Exercises to complete:
- 1) In the reasoning tree passage, reproduce word for word the part that opens with the words containing "As I understand" and closes with "referenced in brackets).".
- 2) According to the reasoning tree passage, how are the solutions best stated?

Text passage:
####
Reasoning Tree

As I understand it, the patterns in a PatternLanguage are organized in such a way that the solution of one pattern forms or influences the problem statement of one or more following patterns.

If this is true, what could be called a "reasoning tree" is formed by stating or summarizing the _solutions_ of these patterns in an indented tree form, perhaps also referencing the name of the patterns. The solutions seem to be best stated as declarative statements. Note that extra reasoning steps sometimes need to be added to the concrete patterns (in the example below, concrete patterns are referenced in brackets).

I have found that reasoning trees are often a good way to "reverse engineer" the pattern language author's reasoning. Has anyone else found similar structures useful??
####
Source information:
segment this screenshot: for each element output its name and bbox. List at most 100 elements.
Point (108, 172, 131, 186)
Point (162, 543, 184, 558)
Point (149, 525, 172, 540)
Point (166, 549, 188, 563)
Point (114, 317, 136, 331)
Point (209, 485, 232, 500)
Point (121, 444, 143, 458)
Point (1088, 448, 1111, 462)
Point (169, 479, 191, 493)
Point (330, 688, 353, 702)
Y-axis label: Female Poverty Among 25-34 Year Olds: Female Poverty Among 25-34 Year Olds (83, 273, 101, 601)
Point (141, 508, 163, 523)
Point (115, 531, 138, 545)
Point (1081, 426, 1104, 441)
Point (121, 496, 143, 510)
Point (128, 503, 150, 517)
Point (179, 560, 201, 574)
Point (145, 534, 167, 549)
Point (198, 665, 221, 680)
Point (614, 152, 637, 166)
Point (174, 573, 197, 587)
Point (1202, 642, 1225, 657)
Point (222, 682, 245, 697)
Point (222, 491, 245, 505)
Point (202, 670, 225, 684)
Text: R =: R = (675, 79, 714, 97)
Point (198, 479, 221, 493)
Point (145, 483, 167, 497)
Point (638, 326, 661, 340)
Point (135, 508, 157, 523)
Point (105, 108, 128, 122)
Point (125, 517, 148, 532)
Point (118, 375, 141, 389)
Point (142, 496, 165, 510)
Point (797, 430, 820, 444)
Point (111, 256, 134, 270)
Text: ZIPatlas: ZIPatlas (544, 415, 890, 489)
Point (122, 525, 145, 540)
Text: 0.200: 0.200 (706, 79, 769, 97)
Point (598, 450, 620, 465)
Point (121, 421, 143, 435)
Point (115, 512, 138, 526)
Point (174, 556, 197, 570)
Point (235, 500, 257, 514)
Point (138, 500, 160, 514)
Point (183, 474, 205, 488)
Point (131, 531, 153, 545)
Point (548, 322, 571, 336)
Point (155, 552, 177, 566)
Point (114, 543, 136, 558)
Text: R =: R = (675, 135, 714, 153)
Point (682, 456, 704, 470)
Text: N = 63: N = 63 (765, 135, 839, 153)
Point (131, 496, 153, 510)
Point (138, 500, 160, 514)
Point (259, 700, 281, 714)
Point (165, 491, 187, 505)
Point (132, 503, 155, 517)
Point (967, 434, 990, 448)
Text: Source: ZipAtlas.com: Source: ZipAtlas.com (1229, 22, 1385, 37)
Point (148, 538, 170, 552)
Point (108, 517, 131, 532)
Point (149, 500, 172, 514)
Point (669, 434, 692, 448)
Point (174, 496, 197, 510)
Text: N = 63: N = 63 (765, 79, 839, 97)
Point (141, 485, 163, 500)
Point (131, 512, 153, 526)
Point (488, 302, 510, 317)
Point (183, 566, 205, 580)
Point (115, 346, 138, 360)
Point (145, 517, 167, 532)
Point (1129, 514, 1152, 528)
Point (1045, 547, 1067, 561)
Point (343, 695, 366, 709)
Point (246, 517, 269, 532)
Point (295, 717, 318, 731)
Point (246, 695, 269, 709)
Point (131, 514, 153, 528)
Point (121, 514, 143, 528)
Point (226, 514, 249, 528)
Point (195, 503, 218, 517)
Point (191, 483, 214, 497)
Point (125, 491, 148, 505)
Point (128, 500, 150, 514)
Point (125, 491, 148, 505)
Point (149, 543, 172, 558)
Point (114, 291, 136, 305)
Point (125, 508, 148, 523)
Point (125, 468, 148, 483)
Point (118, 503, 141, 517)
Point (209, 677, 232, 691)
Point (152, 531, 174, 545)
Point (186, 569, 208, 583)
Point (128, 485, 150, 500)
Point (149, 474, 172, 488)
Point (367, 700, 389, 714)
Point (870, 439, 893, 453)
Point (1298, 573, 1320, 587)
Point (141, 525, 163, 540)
####
Exercise solutions:
- 1)
As I understand it, the patterns in a PatternLanguage are organized in such a way that the solution of one pattern forms or influences the problem statement of one or more following patterns.

If this is true, what could be called a "reasoning tree" is formed by stating or summarizing the _solutions_ of these patterns in an indented tree form, perhaps also referencing the name of the patterns. The solutions seem to be best stated as declarative statements. Note that extra reasoning steps sometimes need to be added to the concrete patterns (in the example below, concrete patterns are referenced in brackets).

- 2) As declarative statements.